*** Data shown
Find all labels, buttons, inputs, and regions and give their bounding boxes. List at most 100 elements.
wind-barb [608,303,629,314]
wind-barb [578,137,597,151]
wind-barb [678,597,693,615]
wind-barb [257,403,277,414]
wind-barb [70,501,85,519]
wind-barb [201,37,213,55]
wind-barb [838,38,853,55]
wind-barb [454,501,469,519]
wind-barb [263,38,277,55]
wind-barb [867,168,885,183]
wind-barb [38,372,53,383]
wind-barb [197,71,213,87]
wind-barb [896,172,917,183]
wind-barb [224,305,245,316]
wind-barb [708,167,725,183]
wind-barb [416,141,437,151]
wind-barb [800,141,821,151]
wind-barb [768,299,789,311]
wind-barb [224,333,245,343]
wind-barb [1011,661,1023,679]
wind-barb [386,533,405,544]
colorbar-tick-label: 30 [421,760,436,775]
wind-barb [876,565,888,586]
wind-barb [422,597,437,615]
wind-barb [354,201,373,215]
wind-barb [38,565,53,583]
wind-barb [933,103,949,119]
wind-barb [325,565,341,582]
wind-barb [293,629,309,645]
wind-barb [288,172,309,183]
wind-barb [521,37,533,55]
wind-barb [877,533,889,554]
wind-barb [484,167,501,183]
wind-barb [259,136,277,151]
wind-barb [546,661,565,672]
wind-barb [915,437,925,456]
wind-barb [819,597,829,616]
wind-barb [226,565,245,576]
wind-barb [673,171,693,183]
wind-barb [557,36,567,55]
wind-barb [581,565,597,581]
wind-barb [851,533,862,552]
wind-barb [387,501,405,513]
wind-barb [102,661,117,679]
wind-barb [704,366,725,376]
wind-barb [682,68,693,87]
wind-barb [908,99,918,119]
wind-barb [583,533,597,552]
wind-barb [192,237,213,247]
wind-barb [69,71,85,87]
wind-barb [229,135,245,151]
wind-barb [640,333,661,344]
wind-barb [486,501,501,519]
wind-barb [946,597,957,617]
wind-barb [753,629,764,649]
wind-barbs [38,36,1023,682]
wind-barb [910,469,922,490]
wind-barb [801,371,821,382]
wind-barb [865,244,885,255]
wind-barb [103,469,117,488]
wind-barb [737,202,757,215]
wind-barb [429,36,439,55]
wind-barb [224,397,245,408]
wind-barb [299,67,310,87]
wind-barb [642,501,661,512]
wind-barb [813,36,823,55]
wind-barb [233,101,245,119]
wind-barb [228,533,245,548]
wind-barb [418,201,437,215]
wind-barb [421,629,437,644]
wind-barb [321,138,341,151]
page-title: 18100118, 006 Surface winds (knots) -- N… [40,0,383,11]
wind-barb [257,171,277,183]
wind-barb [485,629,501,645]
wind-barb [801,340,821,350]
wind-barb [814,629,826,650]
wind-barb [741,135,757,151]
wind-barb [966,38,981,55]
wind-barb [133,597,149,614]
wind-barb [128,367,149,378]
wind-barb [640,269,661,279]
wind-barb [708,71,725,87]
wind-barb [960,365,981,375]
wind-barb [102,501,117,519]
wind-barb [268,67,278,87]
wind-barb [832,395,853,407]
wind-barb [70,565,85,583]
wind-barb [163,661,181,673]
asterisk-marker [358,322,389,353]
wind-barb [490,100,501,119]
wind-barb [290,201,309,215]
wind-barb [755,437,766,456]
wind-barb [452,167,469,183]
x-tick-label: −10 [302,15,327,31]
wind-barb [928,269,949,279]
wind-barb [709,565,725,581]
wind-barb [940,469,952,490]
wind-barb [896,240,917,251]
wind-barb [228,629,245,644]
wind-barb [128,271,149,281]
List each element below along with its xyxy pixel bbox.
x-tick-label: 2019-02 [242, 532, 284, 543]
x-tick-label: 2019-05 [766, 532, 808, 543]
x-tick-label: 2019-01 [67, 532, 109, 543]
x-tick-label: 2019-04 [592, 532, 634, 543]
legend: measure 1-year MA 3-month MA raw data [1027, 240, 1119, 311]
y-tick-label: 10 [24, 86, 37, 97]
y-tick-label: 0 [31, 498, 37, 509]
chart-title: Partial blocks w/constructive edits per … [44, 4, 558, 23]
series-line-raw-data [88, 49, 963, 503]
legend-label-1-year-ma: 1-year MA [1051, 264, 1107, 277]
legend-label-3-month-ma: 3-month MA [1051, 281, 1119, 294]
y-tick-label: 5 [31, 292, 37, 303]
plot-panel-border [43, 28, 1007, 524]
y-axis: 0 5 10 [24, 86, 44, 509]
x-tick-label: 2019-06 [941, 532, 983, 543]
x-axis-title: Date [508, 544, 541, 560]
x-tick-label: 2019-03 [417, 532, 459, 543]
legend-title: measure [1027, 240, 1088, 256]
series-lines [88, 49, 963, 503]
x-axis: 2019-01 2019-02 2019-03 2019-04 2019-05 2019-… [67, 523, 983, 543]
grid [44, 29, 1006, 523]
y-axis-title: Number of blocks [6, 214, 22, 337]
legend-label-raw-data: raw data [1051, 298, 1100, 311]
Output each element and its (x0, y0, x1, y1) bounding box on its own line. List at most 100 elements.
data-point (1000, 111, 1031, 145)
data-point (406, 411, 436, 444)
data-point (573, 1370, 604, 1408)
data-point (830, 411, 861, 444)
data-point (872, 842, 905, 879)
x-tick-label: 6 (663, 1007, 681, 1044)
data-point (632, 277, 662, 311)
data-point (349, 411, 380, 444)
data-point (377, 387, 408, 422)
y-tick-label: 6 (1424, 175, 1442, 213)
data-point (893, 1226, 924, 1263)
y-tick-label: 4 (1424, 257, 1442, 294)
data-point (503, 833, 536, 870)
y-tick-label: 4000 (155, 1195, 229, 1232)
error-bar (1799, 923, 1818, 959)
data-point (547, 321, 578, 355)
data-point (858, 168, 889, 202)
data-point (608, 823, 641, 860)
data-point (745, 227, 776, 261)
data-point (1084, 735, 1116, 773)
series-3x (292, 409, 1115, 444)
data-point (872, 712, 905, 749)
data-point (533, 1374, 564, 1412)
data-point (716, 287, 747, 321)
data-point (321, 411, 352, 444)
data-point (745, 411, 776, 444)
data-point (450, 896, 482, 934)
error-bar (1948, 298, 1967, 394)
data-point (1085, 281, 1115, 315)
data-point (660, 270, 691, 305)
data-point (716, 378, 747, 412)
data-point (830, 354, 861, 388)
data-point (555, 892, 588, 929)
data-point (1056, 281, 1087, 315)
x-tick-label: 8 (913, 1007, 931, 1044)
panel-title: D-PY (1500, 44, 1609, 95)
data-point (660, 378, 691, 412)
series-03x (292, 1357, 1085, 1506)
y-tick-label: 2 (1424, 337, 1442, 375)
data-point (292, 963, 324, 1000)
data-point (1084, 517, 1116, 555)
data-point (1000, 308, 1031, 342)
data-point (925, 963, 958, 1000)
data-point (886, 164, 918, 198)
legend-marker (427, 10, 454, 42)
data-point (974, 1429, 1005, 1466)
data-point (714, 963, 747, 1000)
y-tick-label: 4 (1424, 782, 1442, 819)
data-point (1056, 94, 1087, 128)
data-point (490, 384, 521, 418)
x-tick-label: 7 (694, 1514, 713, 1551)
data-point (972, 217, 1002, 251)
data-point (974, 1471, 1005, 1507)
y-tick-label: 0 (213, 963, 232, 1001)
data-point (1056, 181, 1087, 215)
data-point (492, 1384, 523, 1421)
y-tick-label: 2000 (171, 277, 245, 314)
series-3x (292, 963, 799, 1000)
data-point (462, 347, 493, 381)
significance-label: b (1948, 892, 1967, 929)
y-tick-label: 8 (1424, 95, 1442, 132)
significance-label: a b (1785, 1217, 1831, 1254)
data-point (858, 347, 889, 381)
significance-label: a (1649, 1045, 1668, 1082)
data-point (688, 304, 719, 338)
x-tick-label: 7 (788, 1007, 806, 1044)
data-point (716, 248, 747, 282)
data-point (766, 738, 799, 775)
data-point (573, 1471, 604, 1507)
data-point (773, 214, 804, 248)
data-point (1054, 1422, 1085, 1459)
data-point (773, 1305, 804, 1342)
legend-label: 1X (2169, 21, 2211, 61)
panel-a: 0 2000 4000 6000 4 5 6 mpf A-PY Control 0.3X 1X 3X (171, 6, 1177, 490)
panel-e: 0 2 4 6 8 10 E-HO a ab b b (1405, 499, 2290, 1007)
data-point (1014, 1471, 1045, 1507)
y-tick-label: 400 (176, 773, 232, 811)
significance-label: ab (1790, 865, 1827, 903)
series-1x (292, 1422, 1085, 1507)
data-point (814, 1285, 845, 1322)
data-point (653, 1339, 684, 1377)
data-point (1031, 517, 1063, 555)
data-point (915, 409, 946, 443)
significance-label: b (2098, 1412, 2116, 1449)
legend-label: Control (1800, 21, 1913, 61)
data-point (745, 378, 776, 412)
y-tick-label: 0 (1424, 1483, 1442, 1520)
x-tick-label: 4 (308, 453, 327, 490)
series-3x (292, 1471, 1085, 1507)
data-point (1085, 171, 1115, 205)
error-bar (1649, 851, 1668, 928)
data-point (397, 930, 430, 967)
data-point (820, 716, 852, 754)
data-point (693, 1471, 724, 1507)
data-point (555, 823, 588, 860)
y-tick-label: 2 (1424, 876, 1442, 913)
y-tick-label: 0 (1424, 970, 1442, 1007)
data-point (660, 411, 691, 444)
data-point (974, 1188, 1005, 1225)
******
* Exercise instructions
In the records above, from the start through the line containing "wind-barb [800,141,821,151]", substitute "box coordinates" for "bounding boxes" and leave everything else as it is. Give only those lines.

* Full answer
Find all labels, buttons, inputs, and regions and give their box coordinates. List at most 100 elements.
wind-barb [608,303,629,314]
wind-barb [578,137,597,151]
wind-barb [678,597,693,615]
wind-barb [257,403,277,414]
wind-barb [70,501,85,519]
wind-barb [201,37,213,55]
wind-barb [838,38,853,55]
wind-barb [454,501,469,519]
wind-barb [263,38,277,55]
wind-barb [867,168,885,183]
wind-barb [38,372,53,383]
wind-barb [197,71,213,87]
wind-barb [896,172,917,183]
wind-barb [224,305,245,316]
wind-barb [708,167,725,183]
wind-barb [416,141,437,151]
wind-barb [800,141,821,151]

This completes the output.